**Your instructions**
Locate the line that contains "What text is on this page?". Copy it and every following line through the end of the records, exactly, and include nothing else.

(Collected data entries)
○ ○ ○ ○ ○ ○ ○
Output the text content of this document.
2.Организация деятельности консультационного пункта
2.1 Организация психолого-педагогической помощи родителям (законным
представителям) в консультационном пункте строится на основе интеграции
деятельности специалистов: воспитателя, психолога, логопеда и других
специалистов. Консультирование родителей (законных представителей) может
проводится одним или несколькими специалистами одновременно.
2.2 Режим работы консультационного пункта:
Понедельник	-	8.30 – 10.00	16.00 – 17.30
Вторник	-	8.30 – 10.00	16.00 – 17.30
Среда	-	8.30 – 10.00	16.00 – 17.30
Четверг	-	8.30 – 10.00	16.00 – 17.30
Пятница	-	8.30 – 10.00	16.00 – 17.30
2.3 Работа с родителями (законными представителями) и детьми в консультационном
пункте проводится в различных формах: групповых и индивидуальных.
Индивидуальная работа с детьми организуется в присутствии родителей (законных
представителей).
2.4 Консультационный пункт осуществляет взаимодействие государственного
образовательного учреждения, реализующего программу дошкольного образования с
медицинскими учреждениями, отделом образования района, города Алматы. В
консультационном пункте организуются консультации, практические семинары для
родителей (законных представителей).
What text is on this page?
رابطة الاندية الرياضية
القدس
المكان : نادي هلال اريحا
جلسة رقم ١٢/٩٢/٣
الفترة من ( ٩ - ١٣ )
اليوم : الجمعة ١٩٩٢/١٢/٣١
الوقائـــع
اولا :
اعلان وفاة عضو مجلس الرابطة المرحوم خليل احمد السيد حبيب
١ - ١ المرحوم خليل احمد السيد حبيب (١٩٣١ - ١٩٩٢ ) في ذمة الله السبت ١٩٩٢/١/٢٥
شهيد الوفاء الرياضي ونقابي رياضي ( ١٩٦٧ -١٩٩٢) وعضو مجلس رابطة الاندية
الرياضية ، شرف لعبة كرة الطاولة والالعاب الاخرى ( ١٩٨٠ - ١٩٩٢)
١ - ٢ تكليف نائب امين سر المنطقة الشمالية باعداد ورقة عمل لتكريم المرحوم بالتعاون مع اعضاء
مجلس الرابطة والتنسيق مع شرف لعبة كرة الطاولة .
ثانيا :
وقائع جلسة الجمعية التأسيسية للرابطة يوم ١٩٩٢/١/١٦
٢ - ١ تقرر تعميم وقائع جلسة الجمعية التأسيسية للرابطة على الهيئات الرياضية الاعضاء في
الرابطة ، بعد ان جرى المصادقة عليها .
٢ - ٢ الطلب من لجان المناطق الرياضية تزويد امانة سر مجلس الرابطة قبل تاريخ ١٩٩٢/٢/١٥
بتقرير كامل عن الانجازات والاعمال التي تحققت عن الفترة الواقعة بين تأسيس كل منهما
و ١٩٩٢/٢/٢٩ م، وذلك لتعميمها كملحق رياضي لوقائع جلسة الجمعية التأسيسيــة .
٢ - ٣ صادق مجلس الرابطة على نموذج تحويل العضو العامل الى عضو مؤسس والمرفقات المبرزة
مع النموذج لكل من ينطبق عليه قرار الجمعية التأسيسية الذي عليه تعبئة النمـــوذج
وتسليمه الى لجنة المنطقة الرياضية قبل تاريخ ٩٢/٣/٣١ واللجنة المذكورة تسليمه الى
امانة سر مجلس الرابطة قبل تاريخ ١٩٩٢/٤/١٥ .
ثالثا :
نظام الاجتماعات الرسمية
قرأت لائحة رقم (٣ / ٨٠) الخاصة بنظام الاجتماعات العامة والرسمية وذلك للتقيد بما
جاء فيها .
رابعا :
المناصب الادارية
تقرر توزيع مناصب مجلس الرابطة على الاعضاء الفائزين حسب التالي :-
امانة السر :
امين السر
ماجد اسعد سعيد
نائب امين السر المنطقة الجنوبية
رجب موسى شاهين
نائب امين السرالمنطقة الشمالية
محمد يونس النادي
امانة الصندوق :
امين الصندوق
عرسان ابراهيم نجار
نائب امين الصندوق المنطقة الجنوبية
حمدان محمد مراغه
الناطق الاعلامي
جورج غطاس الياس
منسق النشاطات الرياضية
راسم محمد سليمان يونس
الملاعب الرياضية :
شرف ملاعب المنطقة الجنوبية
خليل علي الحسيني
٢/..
○ ○ ○ ○ ○ ○ ○
**Finished exercise**
What text is on this page?
رابطة الاندية الرياضية
القدس
المكان : نادي هلال اريحا
جلسة رقم ١٢/٩٢/٣
الفترة من ( ٩ - ١٣ )
اليوم : الجمعة ١٩٩٢/١٢/٣١
الوقائـــع
اولا :
اعلان وفاة عضو مجلس الرابطة المرحوم خليل احمد السيد حبيب
١ - ١ المرحوم خليل احمد السيد حبيب (١٩٣١ - ١٩٩٢ ) في ذمة الله السبت ١٩٩٢/١/٢٥
شهيد الوفاء الرياضي ونقابي رياضي ( ١٩٦٧ -١٩٩٢) وعضو مجلس رابطة الاندية
الرياضية ، شرف لعبة كرة الطاولة والالعاب الاخرى ( ١٩٨٠ - ١٩٩٢)
١ - ٢ تكليف نائب امين سر المنطقة الشمالية باعداد ورقة عمل لتكريم المرحوم بالتعاون مع اعضاء
مجلس الرابطة والتنسيق مع شرف لعبة كرة الطاولة .
ثانيا :
وقائع جلسة الجمعية التأسيسية للرابطة يوم ١٩٩٢/١/١٦
٢ - ١ تقرر تعميم وقائع جلسة الجمعية التأسيسية للرابطة على الهيئات الرياضية الاعضاء في
الرابطة ، بعد ان جرى المصادقة عليها .
٢ - ٢ الطلب من لجان المناطق الرياضية تزويد امانة سر مجلس الرابطة قبل تاريخ ١٩٩٢/٢/١٥
بتقرير كامل عن الانجازات والاعمال التي تحققت عن الفترة الواقعة بين تأسيس كل منهما
و ١٩٩٢/٢/٢٩ م، وذلك لتعميمها كملحق رياضي لوقائع جلسة الجمعية التأسيسيــة .
٢ - ٣ صادق مجلس الرابطة على نموذج تحويل العضو العامل الى عضو مؤسس والمرفقات المبرزة
مع النموذج لكل من ينطبق عليه قرار الجمعية التأسيسية الذي عليه تعبئة النمـــوذج
وتسليمه الى لجنة المنطقة الرياضية قبل تاريخ ٩٢/٣/٣١ واللجنة المذكورة تسليمه الى
امانة سر مجلس الرابطة قبل تاريخ ١٩٩٢/٤/١٥ .
ثالثا :
نظام الاجتماعات الرسمية
قرأت لائحة رقم (٣ / ٨٠) الخاصة بنظام الاجتماعات العامة والرسمية وذلك للتقيد بما
جاء فيها .
رابعا :
المناصب الادارية
تقرر توزيع مناصب مجلس الرابطة على الاعضاء الفائزين حسب التالي :-
امانة السر :
امين السر
ماجد اسعد سعيد
نائب امين السر المنطقة الجنوبية
رجب موسى شاهين
نائب امين السرالمنطقة الشمالية
محمد يونس النادي
امانة الصندوق :
امين الصندوق
عرسان ابراهيم نجار
نائب امين الصندوق المنطقة الجنوبية
حمدان محمد مراغه
الناطق الاعلامي
جورج غطاس الياس
منسق النشاطات الرياضية
راسم محمد سليمان يونس
الملاعب الرياضية :
شرف ملاعب المنطقة الجنوبية
خليل علي الحسيني
٢/..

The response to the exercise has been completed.